--- Excerpted records ---

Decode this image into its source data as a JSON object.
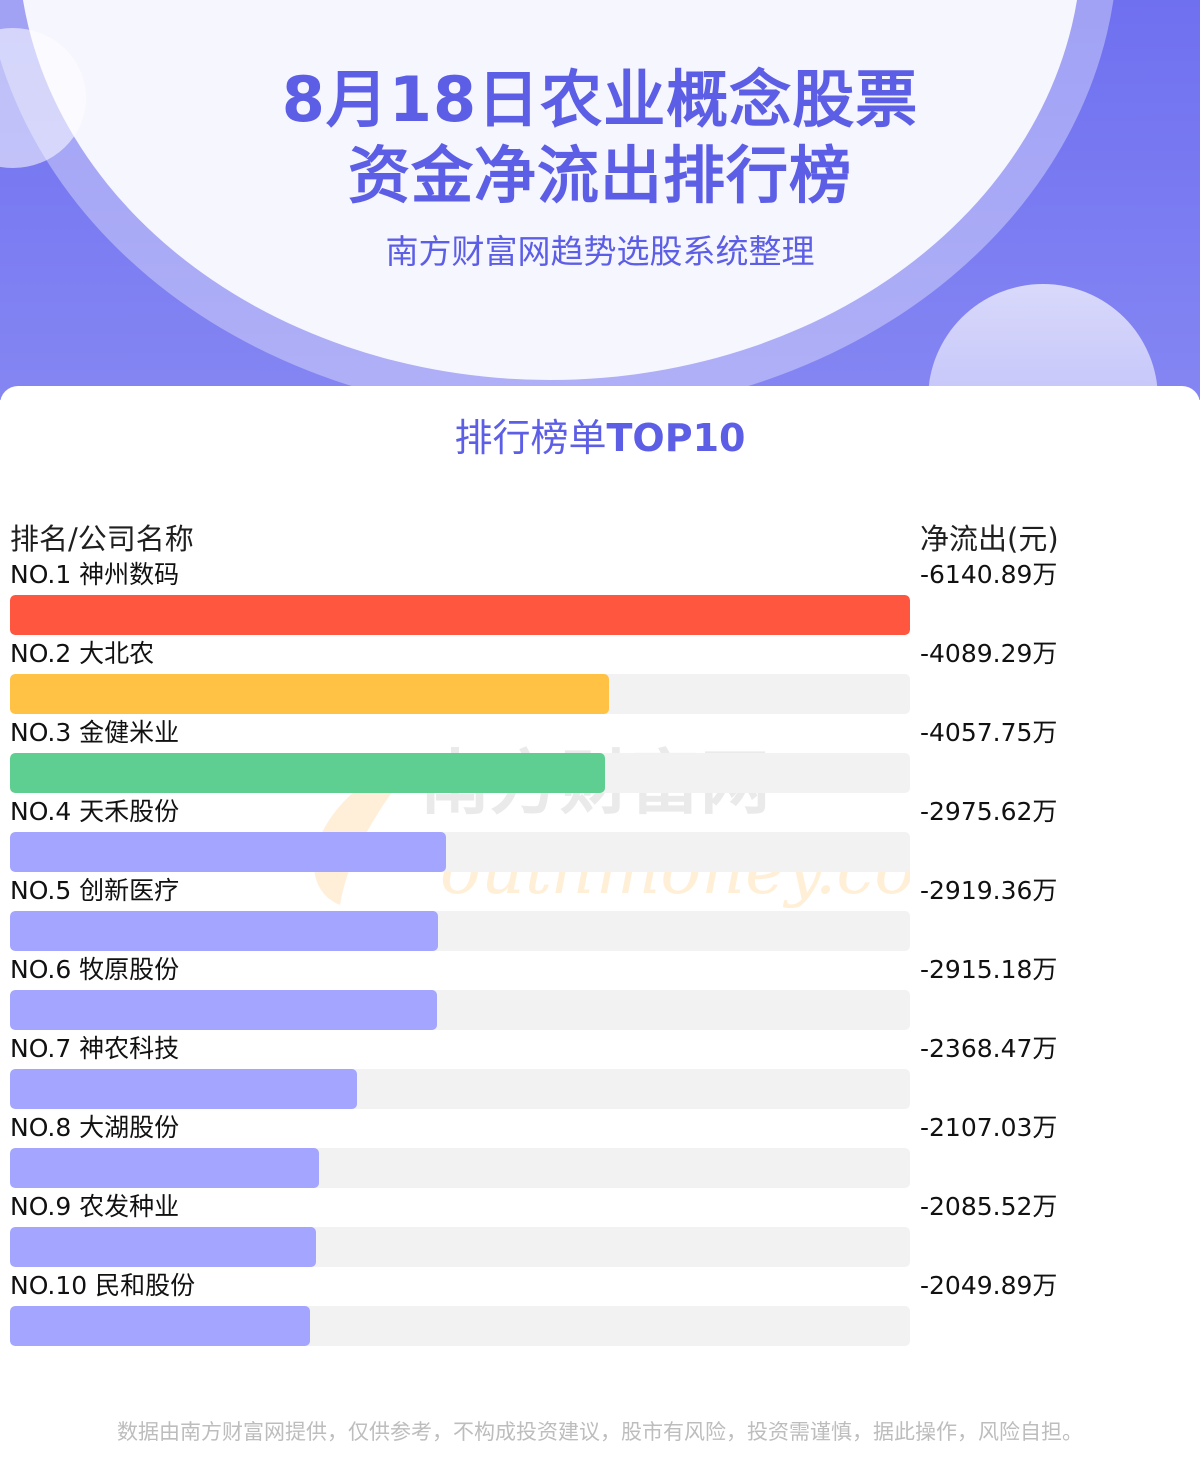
{
  "header": {
    "title_line1": "8月18日农业概念股票",
    "title_line2": "资金净流出排行榜",
    "subtitle": "南方财富网趋势选股系统整理"
  },
  "card": {
    "title_prefix": "排行榜单",
    "title_suffix": "TOP10"
  },
  "watermark": {
    "cn": "南方财富网",
    "en": "outhmoney.com"
  },
  "colors": {
    "accent": "#5d5ee6",
    "rank1": "#ff5640",
    "rank2": "#ffc244",
    "rank3": "#5fce91",
    "others": "#a3a5fe",
    "track": "#f3f2f2"
  },
  "chart_data": {
    "type": "bar",
    "orientation": "horizontal",
    "title": "8月18日农业概念股票资金净流出排行榜",
    "xlabel": "净流出(元)",
    "ylabel": "排名/公司名称",
    "unit": "万",
    "categories": [
      "NO.1 神州数码",
      "NO.2 大北农",
      "NO.3 金健米业",
      "NO.4 天禾股份",
      "NO.5 创新医疗",
      "NO.6 牧原股份",
      "NO.7 神农科技",
      "NO.8 大湖股份",
      "NO.9 农发种业",
      "NO.10 民和股份"
    ],
    "values": [
      -6140.89,
      -4089.29,
      -4057.75,
      -2975.62,
      -2919.36,
      -2915.18,
      -2368.47,
      -2107.03,
      -2085.52,
      -2049.89
    ],
    "value_labels": [
      "-6140.89万",
      "-4089.29万",
      "-4057.75万",
      "-2975.62万",
      "-2919.36万",
      "-2915.18万",
      "-2368.47万",
      "-2107.03万",
      "-2085.52万",
      "-2049.89万"
    ]
  },
  "disclaimer": "数据由南方财富网提供，仅供参考，不构成投资建议，股市有风险，投资需谨慎，据此操作，风险自担。"
}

---

Repeat the full listing above exactly, with no pictures in the copy.

The response:
Decode this image into its source data as a JSON object.
{
  "header": {
    "title_line1": "8月18日农业概念股票",
    "title_line2": "资金净流出排行榜",
    "subtitle": "南方财富网趋势选股系统整理"
  },
  "card": {
    "title_prefix": "排行榜单",
    "title_suffix": "TOP10"
  },
  "watermark": {
    "cn": "南方财富网",
    "en": "outhmoney.com"
  },
  "colors": {
    "accent": "#5d5ee6",
    "rank1": "#ff5640",
    "rank2": "#ffc244",
    "rank3": "#5fce91",
    "others": "#a3a5fe",
    "track": "#f3f2f2"
  },
  "chart_data": {
    "type": "bar",
    "orientation": "horizontal",
    "title": "8月18日农业概念股票资金净流出排行榜",
    "xlabel": "净流出(元)",
    "ylabel": "排名/公司名称",
    "unit": "万",
    "categories": [
      "NO.1 神州数码",
      "NO.2 大北农",
      "NO.3 金健米业",
      "NO.4 天禾股份",
      "NO.5 创新医疗",
      "NO.6 牧原股份",
      "NO.7 神农科技",
      "NO.8 大湖股份",
      "NO.9 农发种业",
      "NO.10 民和股份"
    ],
    "values": [
      -6140.89,
      -4089.29,
      -4057.75,
      -2975.62,
      -2919.36,
      -2915.18,
      -2368.47,
      -2107.03,
      -2085.52,
      -2049.89
    ],
    "value_labels": [
      "-6140.89万",
      "-4089.29万",
      "-4057.75万",
      "-2975.62万",
      "-2919.36万",
      "-2915.18万",
      "-2368.47万",
      "-2107.03万",
      "-2085.52万",
      "-2049.89万"
    ]
  },
  "disclaimer": "数据由南方财富网提供，仅供参考，不构成投资建议，股市有风险，投资需谨慎，据此操作，风险自担。"
}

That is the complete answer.